▶ **Extracted records**
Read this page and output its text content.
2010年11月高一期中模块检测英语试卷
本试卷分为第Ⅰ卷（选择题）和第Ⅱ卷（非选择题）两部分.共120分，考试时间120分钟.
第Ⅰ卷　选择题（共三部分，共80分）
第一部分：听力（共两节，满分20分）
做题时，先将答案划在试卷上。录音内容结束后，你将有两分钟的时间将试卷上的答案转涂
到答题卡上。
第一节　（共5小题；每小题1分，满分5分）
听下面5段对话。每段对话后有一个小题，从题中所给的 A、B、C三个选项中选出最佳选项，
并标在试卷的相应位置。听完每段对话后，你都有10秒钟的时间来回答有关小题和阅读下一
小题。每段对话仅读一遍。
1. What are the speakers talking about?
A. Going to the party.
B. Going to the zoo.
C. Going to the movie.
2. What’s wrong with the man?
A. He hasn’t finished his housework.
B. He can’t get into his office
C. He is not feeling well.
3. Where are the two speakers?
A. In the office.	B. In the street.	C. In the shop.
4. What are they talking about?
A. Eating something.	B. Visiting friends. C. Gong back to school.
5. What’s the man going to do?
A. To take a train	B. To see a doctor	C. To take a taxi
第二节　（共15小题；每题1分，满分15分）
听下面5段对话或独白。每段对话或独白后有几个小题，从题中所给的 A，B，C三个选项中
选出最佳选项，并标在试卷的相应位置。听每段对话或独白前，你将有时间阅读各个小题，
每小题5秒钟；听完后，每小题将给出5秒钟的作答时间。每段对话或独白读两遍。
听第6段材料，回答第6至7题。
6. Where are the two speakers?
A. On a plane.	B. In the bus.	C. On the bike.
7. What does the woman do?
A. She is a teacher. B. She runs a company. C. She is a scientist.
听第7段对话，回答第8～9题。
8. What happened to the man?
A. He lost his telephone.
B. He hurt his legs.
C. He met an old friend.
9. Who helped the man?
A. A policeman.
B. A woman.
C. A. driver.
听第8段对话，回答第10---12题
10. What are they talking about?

▶ **Task requirements**
Using the listing above, reproduce each line without omission.

▶ **Task response**
Read this page and output its text content.
2010年11月高一期中模块检测英语试卷
本试卷分为第Ⅰ卷（选择题）和第Ⅱ卷（非选择题）两部分.共120分，考试时间120分钟.
第Ⅰ卷　选择题（共三部分，共80分）
第一部分：听力（共两节，满分20分）
做题时，先将答案划在试卷上。录音内容结束后，你将有两分钟的时间将试卷上的答案转涂
到答题卡上。
第一节　（共5小题；每小题1分，满分5分）
听下面5段对话。每段对话后有一个小题，从题中所给的 A、B、C三个选项中选出最佳选项，
并标在试卷的相应位置。听完每段对话后，你都有10秒钟的时间来回答有关小题和阅读下一
小题。每段对话仅读一遍。
1. What are the speakers talking about?
A. Going to the party.
B. Going to the zoo.
C. Going to the movie.
2. What’s wrong with the man?
A. He hasn’t finished his housework.
B. He can’t get into his office
C. He is not feeling well.
3. Where are the two speakers?
A. In the office.	B. In the street.	C. In the shop.
4. What are they talking about?
A. Eating something.	B. Visiting friends. C. Gong back to school.
5. What’s the man going to do?
A. To take a train	B. To see a doctor	C. To take a taxi
第二节　（共15小题；每题1分，满分15分）
听下面5段对话或独白。每段对话或独白后有几个小题，从题中所给的 A，B，C三个选项中
选出最佳选项，并标在试卷的相应位置。听每段对话或独白前，你将有时间阅读各个小题，
每小题5秒钟；听完后，每小题将给出5秒钟的作答时间。每段对话或独白读两遍。
听第6段材料，回答第6至7题。
6. Where are the two speakers?
A. On a plane.	B. In the bus.	C. On the bike.
7. What does the woman do?
A. She is a teacher. B. She runs a company. C. She is a scientist.
听第7段对话，回答第8～9题。
8. What happened to the man?
A. He lost his telephone.
B. He hurt his legs.
C. He met an old friend.
9. Who helped the man?
A. A policeman.
B. A woman.
C. A. driver.
听第8段对话，回答第10---12题
10. What are they talking about?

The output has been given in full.